▶ _READING TEXT_

2020-01-13 Thread Alex Van Boxel
It's indeed the first Logical identifier with Row base type. The UUID is
generated from the name of the class, but doing it in code (from a string)
you need to create bytes from the string, then a UUID.

 _/
_/ Alex Van Boxel


On Mon, Jan 13, 2020 at 10:40 PM Brian Hulette  wrote:

> I guess these are the first logical types we've defined with a base type
> of row. It does seem reasonable that a static schema for a logical type
> could have some fixed id, but it feels odd to have a fixed UUID, it would
> be nice if we could give the schema some meaningful static identifier.
>
> I think Reuven was investigating adding support for "named" schemas in
> order to add support for recursive schemas, but ran into some issues. Maybe
> something like that is what we need here?
>
> On Mon, Jan 13, 2020 at 12:26 PM Alex Van Boxel  wrote:
>
>> Fix in this PR:
>>
>> [BEAM-9113] Fix serialization proto logical types
>> https://github.com/apache/beam/pull/10569
>>
>> or we all agree to *promote* the logical types to top-level logical
>> types (as described in the design document, see ticket):
>>
>> [BEAM-9037] Instant and duration as logical type
>> https://github.com/apache/beam/pull/10486
>>
>>
>>
>>  _/
>> _/ Alex Van Boxel
>>
>>
>> On Mon, Jan 13, 2020 at 8:40 PM Alex Van Boxel  wrote:
>>
>>> So I think the following happens:
>>>
>>>1. the schema tree is initialized at construction time. The tree get
>>>serialized and send to the workers
>>>2. the workers deserialize the tree, but as the Timestamp logical
>>>type have a logical type with a *static* schema the schema will be 
>>> *re-initialized
>>>without the UUID* (as it was never serialized)
>>>3. this is why setting a fixed UUID at static initialization works
>>>
>>> So solution is
>>>
>>>- as tested, se a fixed UUID
>>>- make the schema not static in the logical type
>>>
>>>  _/
>>> _/ Alex Van Boxel
>>>
>>>
>>> On Mon, Jan 13, 2020 at 8:08 PM Reuven Lax  wrote:
>>>
 SchemaCoder today recursively sets UUIDs for all schemas, including
 logical types, in setSchemaIds. Is it possible that your changes modified
 that logic somehow?

 On Mon, Jan 13, 2020 at 9:39 AM Alex Van Boxel 
 wrote:

> This is the stacktrace:
>
>
> java.lang.IllegalStateException at
> org.apache.beam.vendor.guava.v26_0_jre.com.google.common.base.Preconditions.checkState(Preconditions.java:491)
> at
> org.apache.beam.sdk.coders.RowCoderGenerator.getCoder(RowCoderGenerator.java:380)
> at
> org.apache.beam.sdk.coders.RowCoderGenerator.getCoder(RowCoderGenerator.java:371)
> at
> org.apache.beam.sdk.coders.RowCoderGenerator.createComponentCoders(RowCoderGenerator.java:337)
> at
> org.apache.beam.sdk.coders.RowCoderGenerator.generate(RowCoderGenerator.java:140)
> at
> org.apache.beam.sdk.schemas.SchemaCoder.getDelegateCoder(SchemaCoder.java:159)

▶ _DATA EXTRACT_

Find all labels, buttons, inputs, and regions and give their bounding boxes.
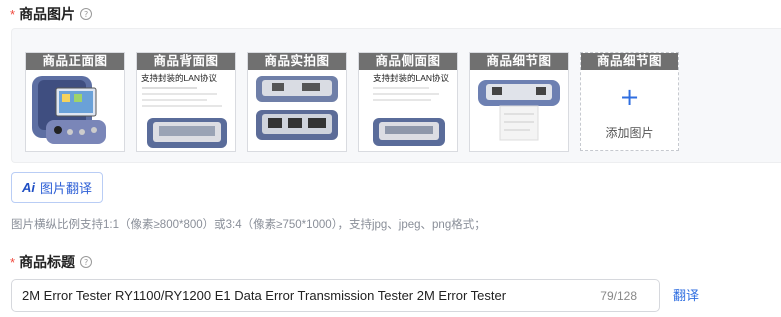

▶ _EXERCISE_
Rewrite the passage of the mailing-list thread starting at "On Mon, Jan 13, 2020 at 10:40" and ending at "we need here?", with "fixed UUID" swapped for "hardcoded UUID".

▶ _SOLVED EXERCISE_
On Mon, Jan 13, 2020 at 10:40 PM Brian Hulette  wrote:

> I guess these are the first logical types we've defined with a base type
> of row. It does seem reasonable that a static schema for a logical type
> could have some fixed id, but it feels odd to have a hardcoded UUID, it would
> be nice if we could give the schema some meaningful static identifier.
>
> I think Reuven was investigating adding support for "named" schemas in
> order to add support for recursive schemas, but ran into some issues. Maybe
> something like that is what we need here?